** Begin **
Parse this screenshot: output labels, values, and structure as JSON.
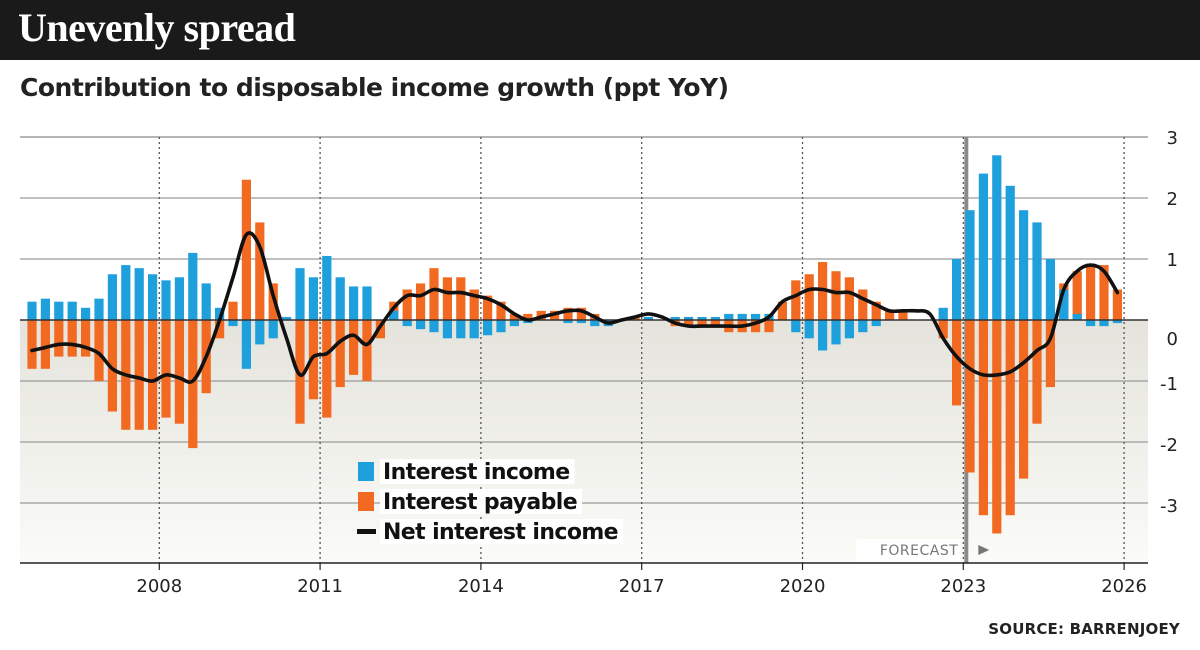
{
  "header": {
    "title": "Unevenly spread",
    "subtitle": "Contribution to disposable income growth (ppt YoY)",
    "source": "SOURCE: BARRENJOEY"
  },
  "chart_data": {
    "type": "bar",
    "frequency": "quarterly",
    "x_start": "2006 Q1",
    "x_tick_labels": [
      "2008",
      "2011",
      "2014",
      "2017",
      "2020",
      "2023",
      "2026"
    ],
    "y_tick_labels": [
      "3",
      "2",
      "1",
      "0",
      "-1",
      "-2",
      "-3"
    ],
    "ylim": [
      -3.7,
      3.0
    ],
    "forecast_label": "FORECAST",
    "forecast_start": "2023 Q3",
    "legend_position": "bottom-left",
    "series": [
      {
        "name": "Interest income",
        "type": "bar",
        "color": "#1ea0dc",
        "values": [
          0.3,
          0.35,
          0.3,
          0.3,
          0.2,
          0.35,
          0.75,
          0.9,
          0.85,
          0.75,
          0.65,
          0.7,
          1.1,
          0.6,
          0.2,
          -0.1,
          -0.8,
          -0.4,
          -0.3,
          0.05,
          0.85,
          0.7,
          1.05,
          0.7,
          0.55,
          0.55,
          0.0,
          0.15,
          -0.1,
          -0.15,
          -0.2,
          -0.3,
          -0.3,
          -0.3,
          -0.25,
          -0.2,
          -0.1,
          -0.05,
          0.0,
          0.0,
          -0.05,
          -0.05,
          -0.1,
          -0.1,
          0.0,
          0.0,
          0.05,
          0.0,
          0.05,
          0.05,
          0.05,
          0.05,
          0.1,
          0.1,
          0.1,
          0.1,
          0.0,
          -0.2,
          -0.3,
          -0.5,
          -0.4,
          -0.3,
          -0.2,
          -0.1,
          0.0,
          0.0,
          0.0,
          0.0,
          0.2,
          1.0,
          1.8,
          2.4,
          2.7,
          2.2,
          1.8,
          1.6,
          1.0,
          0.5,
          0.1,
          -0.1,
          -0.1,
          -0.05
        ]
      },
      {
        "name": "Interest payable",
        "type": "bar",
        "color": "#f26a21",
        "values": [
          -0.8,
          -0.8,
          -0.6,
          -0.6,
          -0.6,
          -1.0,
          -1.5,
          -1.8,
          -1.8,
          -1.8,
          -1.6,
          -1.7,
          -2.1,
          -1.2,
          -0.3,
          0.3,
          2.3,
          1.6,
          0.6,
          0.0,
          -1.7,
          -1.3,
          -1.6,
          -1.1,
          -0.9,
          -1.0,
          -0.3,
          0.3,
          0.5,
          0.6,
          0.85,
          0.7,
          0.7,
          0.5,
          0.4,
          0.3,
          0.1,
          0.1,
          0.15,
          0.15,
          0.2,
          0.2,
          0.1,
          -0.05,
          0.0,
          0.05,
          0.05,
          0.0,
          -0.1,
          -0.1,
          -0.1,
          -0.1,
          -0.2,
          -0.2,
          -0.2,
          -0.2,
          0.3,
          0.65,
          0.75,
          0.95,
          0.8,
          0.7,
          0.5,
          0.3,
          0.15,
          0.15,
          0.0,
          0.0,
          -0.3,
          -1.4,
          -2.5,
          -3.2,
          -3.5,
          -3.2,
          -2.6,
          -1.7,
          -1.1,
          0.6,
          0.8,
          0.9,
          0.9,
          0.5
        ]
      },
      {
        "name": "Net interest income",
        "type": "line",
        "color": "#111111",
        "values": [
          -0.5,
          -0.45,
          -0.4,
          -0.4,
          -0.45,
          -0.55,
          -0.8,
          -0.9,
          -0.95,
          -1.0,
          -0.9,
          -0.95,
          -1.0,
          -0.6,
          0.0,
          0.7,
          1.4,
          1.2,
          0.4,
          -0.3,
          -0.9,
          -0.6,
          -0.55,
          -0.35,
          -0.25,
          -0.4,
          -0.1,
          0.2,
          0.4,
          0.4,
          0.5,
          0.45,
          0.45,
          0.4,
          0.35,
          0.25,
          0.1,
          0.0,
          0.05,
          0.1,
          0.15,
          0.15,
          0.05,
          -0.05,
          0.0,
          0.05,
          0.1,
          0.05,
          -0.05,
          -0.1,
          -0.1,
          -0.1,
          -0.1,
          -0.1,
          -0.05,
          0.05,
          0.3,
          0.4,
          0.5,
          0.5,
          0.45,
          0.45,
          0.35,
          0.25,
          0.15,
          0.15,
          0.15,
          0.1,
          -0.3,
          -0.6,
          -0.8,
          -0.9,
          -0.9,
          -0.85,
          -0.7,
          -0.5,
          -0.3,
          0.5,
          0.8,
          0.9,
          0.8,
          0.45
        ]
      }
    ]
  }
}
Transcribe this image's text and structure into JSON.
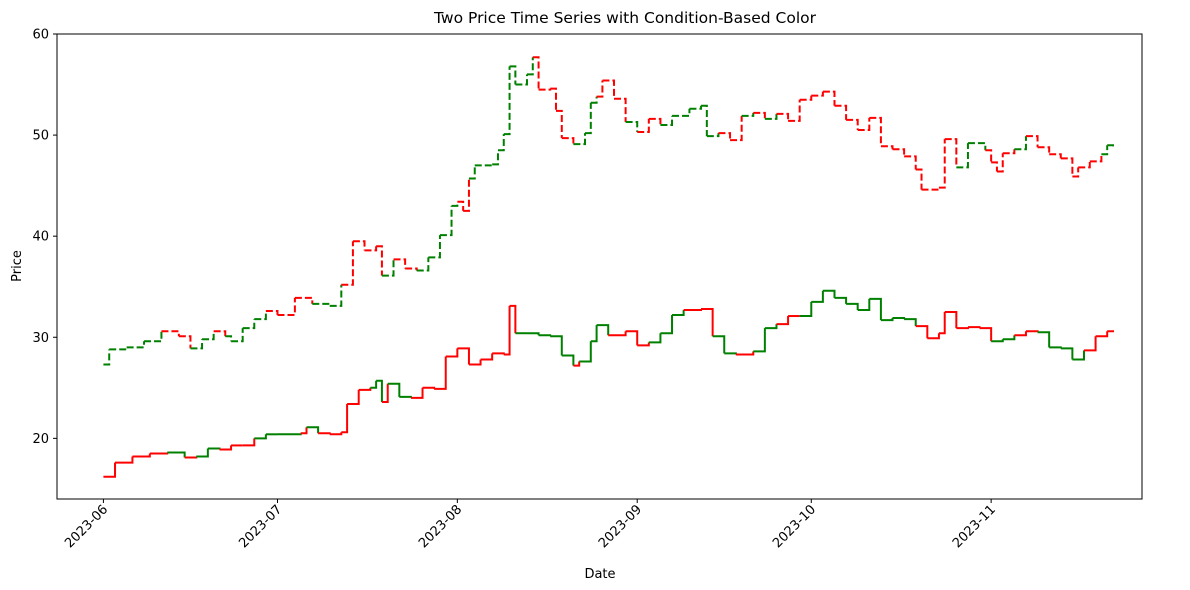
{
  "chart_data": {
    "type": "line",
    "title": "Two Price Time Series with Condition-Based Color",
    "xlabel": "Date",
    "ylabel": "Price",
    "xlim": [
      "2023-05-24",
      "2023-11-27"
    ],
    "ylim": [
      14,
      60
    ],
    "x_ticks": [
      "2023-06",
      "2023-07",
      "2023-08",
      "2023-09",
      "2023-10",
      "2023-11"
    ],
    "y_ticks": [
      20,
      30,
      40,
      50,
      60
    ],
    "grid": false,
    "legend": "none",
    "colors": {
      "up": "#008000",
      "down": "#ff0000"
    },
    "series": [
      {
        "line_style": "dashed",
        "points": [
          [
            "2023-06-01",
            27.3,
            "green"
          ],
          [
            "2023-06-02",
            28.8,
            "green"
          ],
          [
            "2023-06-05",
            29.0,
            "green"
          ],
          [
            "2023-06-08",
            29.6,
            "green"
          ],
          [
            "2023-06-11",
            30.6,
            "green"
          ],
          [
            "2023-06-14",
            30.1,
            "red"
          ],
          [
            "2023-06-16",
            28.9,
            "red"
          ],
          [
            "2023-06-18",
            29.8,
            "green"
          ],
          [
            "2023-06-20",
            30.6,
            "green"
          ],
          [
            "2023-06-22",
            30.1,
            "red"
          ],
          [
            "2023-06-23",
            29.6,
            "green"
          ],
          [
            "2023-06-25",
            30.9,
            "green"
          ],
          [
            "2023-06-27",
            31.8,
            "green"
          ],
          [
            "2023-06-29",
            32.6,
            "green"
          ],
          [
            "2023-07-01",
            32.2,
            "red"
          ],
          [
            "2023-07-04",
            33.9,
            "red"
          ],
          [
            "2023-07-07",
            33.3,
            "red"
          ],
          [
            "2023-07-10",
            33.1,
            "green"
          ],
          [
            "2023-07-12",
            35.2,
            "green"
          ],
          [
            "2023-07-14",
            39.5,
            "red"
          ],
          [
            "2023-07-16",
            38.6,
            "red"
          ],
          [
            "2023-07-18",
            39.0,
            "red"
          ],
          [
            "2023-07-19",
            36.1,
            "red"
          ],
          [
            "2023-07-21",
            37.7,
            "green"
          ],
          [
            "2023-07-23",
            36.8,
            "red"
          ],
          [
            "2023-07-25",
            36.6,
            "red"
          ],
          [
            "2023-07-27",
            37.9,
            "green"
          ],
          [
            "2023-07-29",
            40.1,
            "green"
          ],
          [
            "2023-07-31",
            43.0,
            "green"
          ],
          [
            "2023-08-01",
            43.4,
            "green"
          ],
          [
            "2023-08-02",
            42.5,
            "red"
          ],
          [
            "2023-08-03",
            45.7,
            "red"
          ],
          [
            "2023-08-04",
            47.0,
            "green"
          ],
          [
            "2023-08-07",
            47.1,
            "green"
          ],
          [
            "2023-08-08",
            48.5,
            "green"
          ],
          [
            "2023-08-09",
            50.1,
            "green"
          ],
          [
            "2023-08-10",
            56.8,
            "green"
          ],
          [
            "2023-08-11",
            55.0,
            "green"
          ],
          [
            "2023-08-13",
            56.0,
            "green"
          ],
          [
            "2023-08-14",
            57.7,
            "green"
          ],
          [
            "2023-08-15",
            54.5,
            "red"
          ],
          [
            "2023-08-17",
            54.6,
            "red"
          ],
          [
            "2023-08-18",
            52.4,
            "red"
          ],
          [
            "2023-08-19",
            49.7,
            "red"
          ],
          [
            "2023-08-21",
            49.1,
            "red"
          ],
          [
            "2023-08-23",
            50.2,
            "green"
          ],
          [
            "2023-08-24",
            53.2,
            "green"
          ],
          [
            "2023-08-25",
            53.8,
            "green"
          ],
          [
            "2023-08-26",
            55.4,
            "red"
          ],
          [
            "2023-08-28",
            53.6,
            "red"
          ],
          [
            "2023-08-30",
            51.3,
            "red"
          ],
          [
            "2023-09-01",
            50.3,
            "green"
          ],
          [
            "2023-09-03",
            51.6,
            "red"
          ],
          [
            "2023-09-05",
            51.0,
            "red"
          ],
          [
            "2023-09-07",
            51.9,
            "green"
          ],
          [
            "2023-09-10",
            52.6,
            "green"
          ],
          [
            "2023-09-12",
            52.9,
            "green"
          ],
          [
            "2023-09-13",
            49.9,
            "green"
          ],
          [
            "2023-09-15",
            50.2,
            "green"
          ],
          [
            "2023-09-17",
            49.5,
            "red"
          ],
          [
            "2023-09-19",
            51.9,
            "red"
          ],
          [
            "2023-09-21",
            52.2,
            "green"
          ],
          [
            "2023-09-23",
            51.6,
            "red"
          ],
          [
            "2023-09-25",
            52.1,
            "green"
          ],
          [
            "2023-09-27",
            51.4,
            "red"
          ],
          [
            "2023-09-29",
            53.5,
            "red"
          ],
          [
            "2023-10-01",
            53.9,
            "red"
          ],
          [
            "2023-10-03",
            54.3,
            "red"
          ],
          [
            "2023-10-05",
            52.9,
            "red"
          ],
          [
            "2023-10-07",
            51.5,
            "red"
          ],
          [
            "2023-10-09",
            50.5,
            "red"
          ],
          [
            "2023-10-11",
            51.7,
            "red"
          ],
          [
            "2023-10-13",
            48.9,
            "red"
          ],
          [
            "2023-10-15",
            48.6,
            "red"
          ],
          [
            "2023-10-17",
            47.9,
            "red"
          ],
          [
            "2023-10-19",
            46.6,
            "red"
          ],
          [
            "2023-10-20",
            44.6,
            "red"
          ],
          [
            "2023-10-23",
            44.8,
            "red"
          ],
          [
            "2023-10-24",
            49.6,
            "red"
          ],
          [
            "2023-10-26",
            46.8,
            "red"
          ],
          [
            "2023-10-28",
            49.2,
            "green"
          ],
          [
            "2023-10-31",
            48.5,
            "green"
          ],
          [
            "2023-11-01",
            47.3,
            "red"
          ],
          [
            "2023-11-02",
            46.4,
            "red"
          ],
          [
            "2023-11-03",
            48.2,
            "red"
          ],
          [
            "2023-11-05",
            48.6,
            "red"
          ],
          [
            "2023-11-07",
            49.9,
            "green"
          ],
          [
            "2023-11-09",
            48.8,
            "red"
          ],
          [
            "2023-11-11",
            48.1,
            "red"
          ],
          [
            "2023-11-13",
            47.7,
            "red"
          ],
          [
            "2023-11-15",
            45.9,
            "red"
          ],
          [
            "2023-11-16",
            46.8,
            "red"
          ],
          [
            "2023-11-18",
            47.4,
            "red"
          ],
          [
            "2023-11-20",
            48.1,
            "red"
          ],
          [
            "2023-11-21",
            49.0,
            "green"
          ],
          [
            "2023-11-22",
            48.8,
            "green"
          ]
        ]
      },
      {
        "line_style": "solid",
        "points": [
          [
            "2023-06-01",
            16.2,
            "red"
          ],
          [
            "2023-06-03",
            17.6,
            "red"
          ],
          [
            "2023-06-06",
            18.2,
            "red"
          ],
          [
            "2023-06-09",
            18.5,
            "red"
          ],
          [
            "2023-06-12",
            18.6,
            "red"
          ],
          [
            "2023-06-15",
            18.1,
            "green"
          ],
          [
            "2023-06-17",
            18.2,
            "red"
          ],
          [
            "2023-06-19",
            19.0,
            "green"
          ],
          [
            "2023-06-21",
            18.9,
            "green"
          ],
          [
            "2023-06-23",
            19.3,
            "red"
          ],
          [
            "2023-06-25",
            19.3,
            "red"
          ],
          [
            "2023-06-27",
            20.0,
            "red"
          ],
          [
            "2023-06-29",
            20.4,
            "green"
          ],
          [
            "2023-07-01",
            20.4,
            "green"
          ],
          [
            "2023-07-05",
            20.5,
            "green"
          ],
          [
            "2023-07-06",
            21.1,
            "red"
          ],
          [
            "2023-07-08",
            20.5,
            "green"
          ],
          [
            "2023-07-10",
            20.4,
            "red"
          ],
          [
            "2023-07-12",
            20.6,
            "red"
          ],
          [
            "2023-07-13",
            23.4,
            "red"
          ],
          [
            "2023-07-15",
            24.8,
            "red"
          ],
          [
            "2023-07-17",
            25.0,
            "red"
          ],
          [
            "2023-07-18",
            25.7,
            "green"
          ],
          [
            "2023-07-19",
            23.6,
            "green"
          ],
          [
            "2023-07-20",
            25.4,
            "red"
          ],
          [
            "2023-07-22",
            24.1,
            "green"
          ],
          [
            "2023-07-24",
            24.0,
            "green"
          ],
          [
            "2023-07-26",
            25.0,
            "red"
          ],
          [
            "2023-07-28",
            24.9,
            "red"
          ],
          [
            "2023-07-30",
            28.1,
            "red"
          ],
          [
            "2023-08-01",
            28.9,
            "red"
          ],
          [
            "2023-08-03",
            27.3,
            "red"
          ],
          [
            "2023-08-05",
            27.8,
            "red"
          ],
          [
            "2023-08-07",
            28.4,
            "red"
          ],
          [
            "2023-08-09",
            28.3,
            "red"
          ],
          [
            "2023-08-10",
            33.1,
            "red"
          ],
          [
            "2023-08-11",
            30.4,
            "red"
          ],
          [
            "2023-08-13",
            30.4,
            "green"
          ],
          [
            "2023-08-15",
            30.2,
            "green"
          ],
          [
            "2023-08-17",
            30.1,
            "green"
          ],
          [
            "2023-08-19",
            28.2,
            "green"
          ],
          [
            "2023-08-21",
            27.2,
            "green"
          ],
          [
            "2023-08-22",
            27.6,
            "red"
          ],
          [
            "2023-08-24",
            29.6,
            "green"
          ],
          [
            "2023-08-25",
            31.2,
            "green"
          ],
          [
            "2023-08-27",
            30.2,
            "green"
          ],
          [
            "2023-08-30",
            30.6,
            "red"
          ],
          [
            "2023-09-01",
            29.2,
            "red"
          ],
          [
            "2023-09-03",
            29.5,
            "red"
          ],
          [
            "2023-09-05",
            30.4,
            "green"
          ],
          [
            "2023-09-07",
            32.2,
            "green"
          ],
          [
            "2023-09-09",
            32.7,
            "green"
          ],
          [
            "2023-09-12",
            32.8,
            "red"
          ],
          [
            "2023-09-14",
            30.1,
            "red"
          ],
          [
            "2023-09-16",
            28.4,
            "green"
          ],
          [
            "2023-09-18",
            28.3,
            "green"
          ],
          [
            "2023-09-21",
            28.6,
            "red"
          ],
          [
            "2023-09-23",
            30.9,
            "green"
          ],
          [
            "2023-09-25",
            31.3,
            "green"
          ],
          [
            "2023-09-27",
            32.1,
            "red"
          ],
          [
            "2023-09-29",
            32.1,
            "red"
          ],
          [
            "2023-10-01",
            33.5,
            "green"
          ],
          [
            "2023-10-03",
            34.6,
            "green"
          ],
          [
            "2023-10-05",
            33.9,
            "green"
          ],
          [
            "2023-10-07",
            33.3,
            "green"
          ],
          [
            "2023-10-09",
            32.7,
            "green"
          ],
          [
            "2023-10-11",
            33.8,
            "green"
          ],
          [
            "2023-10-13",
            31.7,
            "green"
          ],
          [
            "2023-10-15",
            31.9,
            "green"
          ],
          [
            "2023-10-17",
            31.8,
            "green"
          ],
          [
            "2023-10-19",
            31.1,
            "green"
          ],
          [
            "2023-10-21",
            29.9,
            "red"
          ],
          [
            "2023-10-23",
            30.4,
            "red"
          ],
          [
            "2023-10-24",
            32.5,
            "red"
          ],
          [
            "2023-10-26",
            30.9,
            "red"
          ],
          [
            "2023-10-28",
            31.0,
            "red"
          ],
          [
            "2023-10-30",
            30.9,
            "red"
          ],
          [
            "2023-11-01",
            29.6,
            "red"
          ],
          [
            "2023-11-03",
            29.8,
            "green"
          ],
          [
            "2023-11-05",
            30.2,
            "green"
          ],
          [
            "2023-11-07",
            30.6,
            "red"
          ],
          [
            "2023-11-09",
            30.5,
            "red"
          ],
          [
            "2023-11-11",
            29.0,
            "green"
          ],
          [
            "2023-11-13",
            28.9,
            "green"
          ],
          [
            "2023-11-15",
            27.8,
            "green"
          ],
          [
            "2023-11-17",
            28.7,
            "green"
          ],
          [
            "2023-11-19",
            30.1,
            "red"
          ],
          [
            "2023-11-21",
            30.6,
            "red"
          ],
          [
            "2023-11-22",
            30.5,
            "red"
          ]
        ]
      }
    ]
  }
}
** End **
** Begin **
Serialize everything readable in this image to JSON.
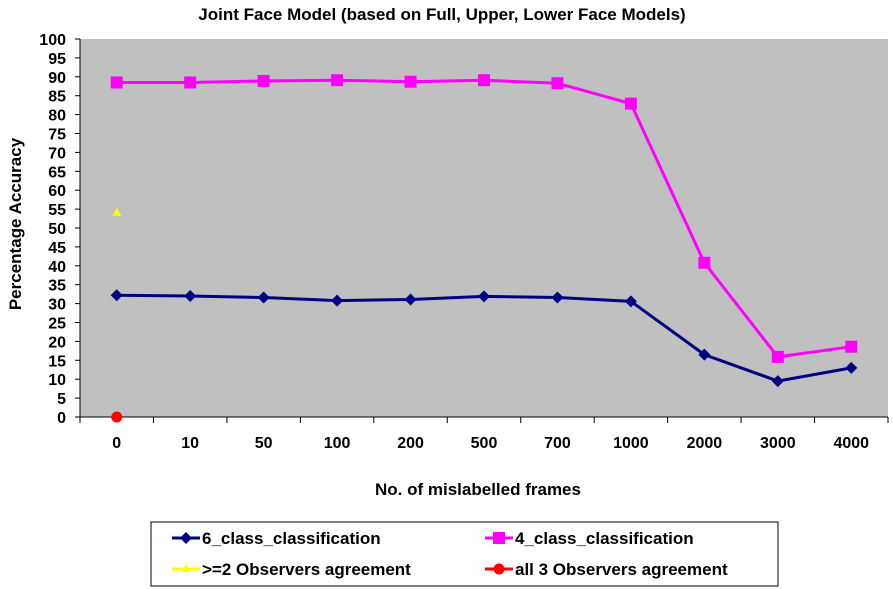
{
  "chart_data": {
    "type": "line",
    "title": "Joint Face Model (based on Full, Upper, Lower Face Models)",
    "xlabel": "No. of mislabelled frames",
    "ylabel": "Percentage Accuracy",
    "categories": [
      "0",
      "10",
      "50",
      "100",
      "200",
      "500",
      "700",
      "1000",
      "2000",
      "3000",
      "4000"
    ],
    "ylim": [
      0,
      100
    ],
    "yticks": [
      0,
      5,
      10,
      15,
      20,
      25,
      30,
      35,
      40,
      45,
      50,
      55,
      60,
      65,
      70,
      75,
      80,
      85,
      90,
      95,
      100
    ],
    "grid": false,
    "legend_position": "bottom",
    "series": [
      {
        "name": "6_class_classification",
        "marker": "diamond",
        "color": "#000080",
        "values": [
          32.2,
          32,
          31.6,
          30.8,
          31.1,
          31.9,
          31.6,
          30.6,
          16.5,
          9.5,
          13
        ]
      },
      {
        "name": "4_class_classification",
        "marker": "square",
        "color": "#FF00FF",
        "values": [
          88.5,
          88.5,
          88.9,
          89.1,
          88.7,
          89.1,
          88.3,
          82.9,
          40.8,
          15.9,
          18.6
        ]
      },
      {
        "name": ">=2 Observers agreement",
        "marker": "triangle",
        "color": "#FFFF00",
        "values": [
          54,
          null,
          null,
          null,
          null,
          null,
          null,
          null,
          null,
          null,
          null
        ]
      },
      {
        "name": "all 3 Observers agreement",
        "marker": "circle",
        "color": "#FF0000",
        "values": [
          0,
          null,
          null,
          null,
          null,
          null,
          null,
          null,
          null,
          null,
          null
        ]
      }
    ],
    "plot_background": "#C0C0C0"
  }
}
** End **
** Begin **
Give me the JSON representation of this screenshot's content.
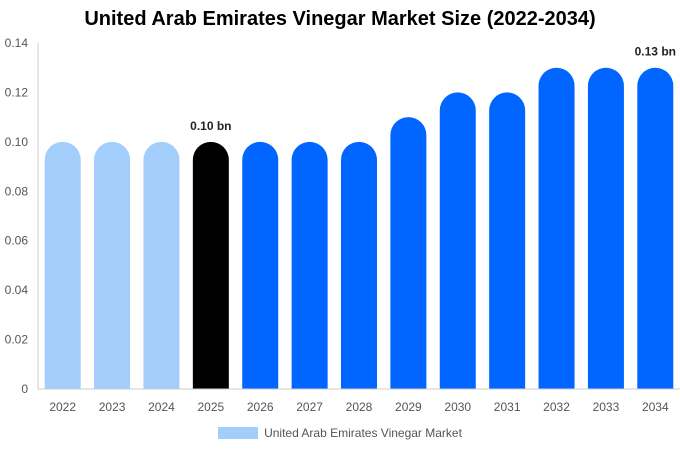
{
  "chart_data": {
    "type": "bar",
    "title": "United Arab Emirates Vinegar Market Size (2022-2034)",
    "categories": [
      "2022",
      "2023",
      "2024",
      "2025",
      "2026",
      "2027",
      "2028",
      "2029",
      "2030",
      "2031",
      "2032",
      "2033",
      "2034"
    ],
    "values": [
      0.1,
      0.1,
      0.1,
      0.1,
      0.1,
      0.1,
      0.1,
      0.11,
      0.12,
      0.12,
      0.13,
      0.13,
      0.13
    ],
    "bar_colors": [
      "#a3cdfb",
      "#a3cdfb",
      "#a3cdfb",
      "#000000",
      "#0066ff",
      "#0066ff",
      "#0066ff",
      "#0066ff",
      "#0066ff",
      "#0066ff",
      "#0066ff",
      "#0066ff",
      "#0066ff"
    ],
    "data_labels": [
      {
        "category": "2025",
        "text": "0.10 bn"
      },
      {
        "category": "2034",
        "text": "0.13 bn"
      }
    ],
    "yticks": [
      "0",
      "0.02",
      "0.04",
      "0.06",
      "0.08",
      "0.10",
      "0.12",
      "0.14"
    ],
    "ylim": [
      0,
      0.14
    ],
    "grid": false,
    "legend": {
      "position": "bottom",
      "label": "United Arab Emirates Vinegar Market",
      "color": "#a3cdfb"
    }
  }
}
** End **
Problem statement: Find every line in the entries that includes the word "JSON", then state how many there are and nothing else.

Exercise result: 4